Job - Lift out each line of the data that holds "this".

Exercise input -
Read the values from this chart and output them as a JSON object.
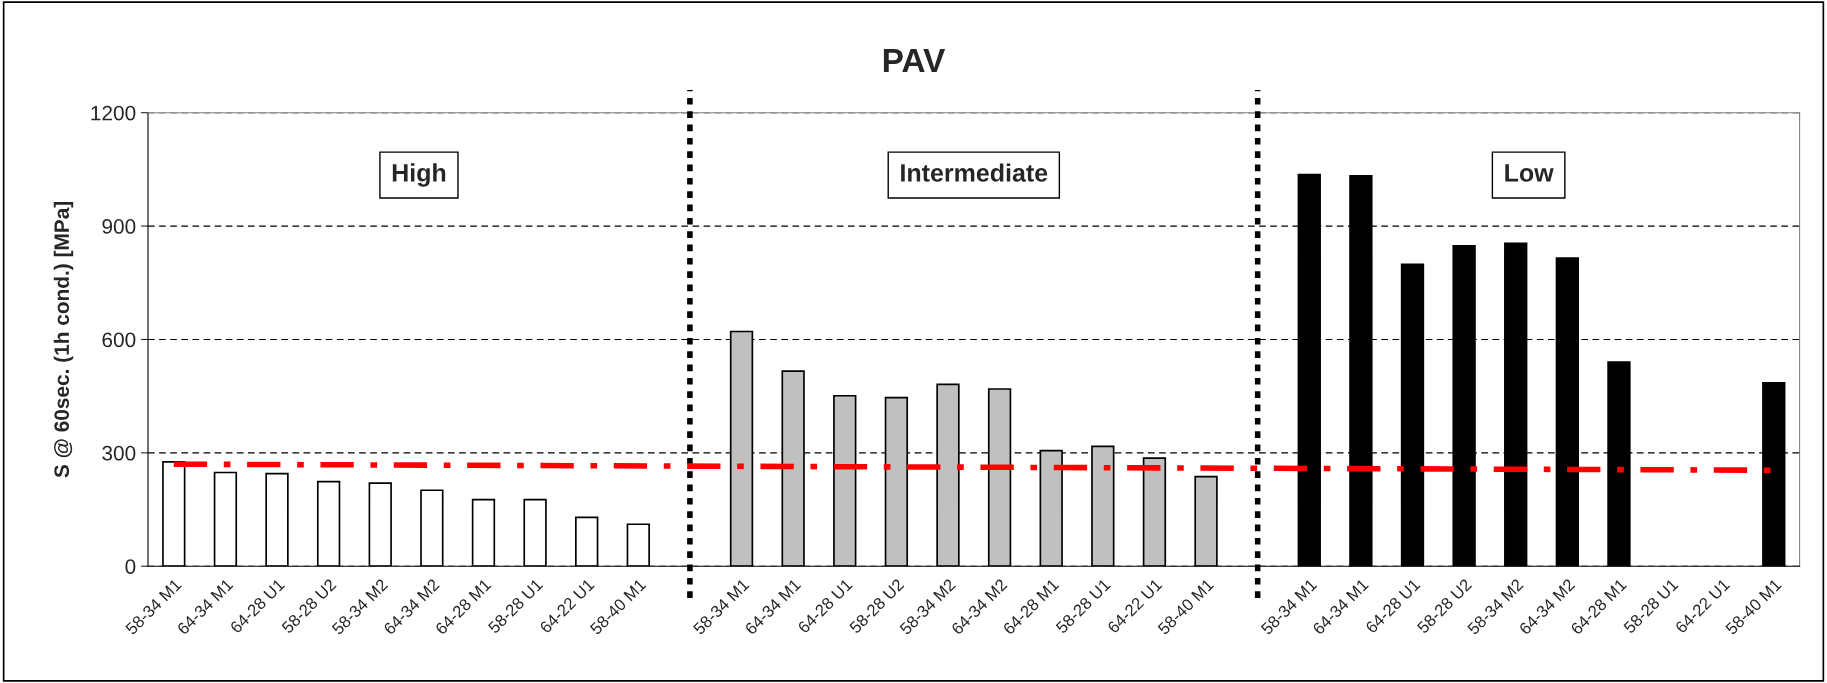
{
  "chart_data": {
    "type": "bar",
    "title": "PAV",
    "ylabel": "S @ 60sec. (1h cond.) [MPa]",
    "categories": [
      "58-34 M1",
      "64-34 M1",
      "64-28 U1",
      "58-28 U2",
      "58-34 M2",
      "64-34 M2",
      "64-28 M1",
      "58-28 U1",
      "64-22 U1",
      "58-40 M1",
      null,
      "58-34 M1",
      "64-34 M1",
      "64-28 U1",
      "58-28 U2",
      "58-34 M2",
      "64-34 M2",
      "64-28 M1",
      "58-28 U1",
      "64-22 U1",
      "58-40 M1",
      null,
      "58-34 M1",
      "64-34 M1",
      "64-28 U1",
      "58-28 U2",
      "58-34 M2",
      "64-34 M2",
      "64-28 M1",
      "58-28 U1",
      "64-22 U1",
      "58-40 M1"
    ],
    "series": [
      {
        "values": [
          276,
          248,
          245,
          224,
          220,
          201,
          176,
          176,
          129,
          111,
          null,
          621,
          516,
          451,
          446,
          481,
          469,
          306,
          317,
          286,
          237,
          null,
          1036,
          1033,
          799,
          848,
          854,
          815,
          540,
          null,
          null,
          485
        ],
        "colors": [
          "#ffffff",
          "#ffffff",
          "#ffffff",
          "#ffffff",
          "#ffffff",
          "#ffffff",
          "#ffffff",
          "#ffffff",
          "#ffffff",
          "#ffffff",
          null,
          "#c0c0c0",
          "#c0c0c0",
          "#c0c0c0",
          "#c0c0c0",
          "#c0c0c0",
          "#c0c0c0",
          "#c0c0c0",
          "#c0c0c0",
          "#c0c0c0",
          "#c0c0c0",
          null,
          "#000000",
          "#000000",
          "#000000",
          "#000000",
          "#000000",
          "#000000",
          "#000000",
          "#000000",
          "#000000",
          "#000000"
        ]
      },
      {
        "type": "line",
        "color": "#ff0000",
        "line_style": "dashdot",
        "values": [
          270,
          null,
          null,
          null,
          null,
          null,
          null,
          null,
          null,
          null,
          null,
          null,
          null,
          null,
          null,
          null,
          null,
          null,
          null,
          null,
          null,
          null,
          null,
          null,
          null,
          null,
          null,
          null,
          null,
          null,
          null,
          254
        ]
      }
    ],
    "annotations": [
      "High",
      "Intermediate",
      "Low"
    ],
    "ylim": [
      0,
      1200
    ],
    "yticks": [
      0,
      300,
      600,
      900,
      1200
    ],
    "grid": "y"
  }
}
---
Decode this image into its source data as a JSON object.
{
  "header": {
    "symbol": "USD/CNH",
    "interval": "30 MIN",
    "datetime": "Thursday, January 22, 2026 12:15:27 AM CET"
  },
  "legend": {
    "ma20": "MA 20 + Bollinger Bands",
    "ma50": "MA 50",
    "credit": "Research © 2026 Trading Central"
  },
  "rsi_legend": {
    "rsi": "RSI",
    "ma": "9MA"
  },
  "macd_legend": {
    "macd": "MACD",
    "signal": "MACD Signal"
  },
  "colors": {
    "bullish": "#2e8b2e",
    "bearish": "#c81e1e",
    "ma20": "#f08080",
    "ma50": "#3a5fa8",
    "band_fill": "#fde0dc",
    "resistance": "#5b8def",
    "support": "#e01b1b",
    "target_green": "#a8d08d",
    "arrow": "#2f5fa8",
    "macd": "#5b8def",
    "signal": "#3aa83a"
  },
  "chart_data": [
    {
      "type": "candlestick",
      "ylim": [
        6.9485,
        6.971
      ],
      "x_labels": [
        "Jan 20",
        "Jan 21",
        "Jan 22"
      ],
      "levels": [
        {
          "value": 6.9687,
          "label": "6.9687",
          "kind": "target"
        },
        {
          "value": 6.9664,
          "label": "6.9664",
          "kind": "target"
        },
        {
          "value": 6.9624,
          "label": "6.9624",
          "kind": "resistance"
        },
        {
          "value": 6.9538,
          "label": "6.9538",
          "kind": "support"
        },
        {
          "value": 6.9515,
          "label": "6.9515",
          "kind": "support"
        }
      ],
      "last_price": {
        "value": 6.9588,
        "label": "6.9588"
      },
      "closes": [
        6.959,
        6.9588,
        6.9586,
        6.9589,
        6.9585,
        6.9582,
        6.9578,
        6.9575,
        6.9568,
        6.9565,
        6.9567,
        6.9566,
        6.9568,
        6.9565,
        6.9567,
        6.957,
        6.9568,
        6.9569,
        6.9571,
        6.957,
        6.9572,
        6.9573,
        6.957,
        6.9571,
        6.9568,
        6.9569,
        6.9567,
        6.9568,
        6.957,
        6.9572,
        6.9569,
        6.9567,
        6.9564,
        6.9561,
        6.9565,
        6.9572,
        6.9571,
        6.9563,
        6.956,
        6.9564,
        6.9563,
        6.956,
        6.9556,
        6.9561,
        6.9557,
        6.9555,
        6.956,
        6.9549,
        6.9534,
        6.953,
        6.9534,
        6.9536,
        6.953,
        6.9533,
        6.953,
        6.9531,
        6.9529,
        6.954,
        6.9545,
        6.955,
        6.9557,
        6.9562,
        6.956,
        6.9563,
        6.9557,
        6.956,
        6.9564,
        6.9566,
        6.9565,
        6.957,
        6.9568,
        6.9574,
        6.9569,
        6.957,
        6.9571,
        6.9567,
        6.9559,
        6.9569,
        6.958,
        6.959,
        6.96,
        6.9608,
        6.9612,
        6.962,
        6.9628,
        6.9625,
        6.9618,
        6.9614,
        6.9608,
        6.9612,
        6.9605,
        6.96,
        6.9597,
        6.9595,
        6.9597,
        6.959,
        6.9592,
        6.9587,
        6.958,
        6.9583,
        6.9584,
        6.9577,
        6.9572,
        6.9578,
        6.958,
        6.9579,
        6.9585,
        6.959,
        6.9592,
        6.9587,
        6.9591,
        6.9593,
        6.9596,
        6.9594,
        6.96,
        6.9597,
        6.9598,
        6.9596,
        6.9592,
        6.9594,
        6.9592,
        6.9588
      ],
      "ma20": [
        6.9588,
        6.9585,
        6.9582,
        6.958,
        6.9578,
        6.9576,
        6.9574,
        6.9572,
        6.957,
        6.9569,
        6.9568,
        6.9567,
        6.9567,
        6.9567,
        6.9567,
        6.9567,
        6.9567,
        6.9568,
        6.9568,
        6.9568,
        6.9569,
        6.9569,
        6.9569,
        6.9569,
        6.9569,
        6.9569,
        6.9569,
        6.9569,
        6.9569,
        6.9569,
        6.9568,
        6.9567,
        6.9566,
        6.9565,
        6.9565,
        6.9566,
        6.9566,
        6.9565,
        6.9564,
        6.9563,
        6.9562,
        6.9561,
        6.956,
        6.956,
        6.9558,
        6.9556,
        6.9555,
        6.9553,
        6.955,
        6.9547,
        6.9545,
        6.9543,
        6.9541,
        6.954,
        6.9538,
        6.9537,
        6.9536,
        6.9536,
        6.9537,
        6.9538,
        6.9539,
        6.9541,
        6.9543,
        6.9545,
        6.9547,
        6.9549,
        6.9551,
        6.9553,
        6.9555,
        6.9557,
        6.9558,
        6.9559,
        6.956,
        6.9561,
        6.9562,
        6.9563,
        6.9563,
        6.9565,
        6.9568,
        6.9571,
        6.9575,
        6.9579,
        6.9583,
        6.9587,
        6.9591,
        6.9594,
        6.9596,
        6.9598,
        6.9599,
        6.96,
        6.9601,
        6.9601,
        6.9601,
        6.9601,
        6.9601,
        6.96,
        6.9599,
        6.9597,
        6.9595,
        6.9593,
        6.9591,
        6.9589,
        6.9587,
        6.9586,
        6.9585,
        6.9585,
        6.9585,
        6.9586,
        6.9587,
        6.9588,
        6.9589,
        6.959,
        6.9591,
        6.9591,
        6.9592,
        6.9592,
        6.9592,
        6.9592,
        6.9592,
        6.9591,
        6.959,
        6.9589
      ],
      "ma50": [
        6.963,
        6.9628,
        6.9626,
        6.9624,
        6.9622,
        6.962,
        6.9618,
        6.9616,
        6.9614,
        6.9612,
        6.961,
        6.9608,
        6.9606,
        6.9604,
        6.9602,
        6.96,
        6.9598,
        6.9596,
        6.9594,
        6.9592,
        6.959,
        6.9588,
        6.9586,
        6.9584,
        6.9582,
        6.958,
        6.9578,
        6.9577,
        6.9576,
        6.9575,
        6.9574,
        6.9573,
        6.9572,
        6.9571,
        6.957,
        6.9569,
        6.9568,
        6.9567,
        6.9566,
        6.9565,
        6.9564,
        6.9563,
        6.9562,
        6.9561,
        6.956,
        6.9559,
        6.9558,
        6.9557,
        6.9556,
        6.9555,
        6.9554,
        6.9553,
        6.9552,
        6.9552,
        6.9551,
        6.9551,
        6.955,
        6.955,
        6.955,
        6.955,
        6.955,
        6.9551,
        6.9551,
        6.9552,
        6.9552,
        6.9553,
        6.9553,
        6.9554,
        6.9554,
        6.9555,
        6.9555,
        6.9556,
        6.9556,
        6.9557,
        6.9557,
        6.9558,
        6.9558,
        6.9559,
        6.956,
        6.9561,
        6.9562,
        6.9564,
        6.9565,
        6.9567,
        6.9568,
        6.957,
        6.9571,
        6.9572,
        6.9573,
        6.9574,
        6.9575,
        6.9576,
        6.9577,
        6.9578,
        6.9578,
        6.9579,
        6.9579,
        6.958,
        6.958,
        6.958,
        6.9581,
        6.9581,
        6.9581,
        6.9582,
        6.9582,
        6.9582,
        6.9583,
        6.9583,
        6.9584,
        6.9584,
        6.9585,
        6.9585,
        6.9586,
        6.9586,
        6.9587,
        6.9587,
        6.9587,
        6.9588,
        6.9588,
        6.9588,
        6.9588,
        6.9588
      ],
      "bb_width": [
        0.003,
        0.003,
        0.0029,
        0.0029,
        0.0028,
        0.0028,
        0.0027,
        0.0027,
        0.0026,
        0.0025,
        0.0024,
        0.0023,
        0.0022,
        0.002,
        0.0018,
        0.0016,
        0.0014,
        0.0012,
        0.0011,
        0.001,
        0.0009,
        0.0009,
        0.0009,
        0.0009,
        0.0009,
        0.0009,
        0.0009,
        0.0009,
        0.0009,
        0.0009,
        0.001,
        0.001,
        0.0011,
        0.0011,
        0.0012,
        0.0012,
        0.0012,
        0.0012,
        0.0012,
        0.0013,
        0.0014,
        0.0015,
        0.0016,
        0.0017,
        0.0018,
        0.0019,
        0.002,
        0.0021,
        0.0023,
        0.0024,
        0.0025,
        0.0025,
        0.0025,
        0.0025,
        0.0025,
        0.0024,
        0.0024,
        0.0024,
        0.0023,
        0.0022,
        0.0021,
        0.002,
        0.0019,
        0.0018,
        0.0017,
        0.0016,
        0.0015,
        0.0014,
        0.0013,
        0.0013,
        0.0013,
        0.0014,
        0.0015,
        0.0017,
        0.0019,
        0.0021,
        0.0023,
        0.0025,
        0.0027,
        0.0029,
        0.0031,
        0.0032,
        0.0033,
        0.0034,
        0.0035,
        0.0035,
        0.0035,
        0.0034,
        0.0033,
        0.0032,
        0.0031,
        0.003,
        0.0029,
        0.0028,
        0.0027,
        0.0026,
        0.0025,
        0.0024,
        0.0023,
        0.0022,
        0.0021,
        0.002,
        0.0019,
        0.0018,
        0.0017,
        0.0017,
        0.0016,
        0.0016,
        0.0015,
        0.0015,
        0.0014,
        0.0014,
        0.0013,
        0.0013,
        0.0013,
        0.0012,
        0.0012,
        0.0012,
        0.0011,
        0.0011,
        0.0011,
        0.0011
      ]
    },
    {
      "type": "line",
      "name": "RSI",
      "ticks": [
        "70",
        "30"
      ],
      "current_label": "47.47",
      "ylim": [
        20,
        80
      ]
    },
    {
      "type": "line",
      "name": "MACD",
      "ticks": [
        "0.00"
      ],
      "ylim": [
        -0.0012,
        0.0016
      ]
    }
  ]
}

Response -
Read the values from this chart and output them as a JSON object.
Decode this image into its source data as a JSON object.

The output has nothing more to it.